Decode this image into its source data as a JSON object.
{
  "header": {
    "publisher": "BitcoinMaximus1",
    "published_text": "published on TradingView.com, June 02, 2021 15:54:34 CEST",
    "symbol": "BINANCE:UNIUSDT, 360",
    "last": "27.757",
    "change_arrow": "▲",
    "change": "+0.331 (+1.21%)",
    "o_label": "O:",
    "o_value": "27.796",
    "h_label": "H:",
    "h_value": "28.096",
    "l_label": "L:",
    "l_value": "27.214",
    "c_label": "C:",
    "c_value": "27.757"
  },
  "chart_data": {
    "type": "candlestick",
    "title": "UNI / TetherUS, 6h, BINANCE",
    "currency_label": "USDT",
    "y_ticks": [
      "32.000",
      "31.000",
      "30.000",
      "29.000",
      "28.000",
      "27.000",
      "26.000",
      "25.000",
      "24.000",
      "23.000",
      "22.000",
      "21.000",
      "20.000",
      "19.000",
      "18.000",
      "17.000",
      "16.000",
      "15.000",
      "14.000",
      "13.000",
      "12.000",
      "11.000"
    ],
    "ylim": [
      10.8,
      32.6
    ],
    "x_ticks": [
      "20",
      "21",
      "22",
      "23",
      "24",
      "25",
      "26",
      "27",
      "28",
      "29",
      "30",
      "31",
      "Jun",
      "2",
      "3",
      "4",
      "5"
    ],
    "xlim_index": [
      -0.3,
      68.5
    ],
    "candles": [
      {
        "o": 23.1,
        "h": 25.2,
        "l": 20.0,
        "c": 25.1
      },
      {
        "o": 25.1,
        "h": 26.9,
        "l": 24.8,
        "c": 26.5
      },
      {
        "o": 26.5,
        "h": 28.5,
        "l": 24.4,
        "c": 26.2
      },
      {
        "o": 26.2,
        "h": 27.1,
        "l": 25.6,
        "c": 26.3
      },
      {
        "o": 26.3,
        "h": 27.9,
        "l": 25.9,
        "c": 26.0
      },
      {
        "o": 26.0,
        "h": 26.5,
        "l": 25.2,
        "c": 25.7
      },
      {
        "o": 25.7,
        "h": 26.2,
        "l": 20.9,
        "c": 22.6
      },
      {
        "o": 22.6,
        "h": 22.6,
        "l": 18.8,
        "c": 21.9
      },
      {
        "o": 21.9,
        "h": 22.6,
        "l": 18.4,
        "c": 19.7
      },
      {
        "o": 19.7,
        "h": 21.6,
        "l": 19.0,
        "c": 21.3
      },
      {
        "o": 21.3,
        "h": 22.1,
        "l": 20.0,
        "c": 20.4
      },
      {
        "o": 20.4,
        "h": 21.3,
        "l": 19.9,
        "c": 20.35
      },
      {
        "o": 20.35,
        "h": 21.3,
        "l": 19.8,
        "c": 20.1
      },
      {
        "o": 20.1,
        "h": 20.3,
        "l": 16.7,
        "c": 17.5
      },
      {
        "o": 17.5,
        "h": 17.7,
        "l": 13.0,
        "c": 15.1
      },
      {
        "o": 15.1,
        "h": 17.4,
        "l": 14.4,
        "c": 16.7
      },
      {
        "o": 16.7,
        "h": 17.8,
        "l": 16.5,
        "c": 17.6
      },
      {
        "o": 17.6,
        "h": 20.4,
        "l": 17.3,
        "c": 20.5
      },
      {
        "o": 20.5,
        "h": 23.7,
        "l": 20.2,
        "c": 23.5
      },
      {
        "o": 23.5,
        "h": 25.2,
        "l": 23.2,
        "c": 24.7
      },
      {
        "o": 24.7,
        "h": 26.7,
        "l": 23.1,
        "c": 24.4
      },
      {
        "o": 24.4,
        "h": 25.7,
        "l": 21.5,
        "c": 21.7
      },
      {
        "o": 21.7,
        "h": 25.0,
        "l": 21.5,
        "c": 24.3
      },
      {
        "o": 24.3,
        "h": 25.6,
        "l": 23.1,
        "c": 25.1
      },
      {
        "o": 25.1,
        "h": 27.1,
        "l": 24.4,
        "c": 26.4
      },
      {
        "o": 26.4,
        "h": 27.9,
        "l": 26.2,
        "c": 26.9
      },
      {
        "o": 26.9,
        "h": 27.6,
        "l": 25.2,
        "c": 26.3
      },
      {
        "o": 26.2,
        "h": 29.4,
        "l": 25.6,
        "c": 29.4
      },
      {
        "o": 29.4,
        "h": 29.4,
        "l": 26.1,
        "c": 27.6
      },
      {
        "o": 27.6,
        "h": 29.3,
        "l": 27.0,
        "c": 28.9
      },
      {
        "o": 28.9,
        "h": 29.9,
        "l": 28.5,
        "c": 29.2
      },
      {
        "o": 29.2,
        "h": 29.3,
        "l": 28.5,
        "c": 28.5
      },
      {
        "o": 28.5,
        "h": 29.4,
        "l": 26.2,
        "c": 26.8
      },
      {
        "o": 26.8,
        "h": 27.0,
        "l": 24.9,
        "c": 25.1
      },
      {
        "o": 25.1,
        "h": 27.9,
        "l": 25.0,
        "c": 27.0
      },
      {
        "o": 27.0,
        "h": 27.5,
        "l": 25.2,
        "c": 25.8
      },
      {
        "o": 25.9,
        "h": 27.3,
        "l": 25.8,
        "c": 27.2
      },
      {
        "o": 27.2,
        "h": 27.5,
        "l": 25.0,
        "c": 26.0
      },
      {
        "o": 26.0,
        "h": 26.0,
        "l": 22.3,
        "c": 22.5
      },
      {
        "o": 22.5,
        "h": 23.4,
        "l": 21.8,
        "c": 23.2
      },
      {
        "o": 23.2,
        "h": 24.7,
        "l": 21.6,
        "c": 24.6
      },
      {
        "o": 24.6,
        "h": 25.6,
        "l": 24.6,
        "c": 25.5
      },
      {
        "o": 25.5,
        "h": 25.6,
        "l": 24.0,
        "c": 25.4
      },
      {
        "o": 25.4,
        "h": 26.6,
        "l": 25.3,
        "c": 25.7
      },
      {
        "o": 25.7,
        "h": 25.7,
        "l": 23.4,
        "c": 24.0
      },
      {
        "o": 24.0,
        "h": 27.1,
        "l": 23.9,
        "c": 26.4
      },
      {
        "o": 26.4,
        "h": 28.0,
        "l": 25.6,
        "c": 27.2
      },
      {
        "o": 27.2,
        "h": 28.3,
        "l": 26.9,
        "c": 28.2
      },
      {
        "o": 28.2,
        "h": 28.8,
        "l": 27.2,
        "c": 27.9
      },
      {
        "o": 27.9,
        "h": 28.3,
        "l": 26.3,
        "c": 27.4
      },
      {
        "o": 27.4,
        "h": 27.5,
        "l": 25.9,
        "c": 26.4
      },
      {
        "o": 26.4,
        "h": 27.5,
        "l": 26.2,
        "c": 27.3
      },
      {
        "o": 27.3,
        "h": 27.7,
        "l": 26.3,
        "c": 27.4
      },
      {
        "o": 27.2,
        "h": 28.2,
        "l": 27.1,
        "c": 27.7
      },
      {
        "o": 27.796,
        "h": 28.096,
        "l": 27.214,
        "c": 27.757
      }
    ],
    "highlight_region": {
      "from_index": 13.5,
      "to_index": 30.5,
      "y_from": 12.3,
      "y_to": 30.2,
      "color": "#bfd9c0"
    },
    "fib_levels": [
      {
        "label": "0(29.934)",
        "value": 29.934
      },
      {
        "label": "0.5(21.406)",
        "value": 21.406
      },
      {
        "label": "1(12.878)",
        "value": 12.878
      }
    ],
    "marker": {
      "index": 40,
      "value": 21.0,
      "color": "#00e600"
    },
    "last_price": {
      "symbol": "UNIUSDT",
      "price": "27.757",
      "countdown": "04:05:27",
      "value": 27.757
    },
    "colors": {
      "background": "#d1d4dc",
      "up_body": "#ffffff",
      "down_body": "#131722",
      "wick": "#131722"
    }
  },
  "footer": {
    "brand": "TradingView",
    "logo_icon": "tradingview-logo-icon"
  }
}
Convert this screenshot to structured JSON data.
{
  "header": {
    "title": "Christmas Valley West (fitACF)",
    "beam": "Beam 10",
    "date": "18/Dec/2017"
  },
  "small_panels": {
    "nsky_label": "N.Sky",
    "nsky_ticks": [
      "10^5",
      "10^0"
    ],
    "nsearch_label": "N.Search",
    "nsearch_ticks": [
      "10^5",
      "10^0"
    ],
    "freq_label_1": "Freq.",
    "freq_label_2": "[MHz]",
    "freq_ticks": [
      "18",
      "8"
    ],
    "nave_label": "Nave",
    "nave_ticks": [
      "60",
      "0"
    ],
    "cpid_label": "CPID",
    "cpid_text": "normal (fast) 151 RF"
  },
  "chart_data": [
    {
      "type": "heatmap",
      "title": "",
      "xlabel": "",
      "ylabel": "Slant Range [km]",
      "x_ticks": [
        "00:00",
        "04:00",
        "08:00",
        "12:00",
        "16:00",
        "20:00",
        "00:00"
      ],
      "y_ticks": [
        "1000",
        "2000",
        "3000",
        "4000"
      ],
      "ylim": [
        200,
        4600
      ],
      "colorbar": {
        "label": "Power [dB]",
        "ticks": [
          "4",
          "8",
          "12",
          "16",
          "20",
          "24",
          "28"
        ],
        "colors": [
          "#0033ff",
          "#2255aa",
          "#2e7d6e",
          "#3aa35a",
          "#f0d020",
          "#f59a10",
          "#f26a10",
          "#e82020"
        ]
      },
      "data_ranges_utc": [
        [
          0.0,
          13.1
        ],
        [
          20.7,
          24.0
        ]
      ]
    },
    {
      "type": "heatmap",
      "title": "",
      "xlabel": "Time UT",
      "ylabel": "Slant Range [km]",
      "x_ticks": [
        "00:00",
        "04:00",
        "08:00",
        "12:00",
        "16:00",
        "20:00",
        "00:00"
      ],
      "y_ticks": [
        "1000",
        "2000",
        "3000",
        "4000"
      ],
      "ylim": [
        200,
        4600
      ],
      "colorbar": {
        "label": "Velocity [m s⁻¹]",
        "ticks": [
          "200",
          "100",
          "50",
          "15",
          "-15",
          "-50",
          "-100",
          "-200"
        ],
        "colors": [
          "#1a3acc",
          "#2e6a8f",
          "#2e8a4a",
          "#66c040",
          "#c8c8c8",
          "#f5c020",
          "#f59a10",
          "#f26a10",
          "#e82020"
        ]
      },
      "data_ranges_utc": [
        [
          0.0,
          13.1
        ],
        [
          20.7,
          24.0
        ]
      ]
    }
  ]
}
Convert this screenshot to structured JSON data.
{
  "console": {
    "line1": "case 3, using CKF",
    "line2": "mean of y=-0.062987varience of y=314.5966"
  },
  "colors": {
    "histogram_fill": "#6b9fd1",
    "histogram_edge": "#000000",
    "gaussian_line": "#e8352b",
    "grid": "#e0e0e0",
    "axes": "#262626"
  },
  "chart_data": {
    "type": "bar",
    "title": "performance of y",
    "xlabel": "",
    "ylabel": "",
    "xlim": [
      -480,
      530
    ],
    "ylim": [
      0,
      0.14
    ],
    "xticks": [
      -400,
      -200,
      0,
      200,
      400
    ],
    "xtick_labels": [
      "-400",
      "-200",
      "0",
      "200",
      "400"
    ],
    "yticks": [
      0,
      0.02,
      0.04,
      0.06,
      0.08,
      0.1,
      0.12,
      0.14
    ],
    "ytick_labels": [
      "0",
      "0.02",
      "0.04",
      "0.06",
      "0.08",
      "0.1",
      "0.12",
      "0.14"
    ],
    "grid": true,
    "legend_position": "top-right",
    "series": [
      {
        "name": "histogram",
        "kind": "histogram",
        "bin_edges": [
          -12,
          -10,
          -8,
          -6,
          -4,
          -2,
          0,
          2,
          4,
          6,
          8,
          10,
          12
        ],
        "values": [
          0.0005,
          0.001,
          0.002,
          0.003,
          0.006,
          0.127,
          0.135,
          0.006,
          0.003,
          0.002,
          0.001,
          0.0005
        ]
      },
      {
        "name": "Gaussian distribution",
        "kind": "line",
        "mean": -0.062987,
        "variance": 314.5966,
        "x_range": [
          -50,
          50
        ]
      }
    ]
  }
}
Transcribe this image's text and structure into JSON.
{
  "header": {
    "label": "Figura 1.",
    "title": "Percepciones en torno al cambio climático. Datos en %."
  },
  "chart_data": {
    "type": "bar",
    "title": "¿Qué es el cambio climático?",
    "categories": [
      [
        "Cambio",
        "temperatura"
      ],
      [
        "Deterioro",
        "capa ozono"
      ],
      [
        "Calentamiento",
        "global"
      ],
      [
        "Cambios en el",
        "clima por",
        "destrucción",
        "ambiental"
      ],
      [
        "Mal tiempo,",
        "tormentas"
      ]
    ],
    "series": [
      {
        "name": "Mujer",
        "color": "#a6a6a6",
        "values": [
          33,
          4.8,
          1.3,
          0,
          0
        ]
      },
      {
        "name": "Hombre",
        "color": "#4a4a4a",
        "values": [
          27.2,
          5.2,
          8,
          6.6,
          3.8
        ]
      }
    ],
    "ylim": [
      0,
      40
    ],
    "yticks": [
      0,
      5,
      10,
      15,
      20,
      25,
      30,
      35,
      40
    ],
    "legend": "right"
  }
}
══════════
**Job**
Pull out each line holding the string "this".

**Response**
Decode this image into its source data as a JSON object.
Convert this screenshot to structured JSON data.
Convert this screenshot to structured JSON data.
Transcribe this image's text and structure into JSON.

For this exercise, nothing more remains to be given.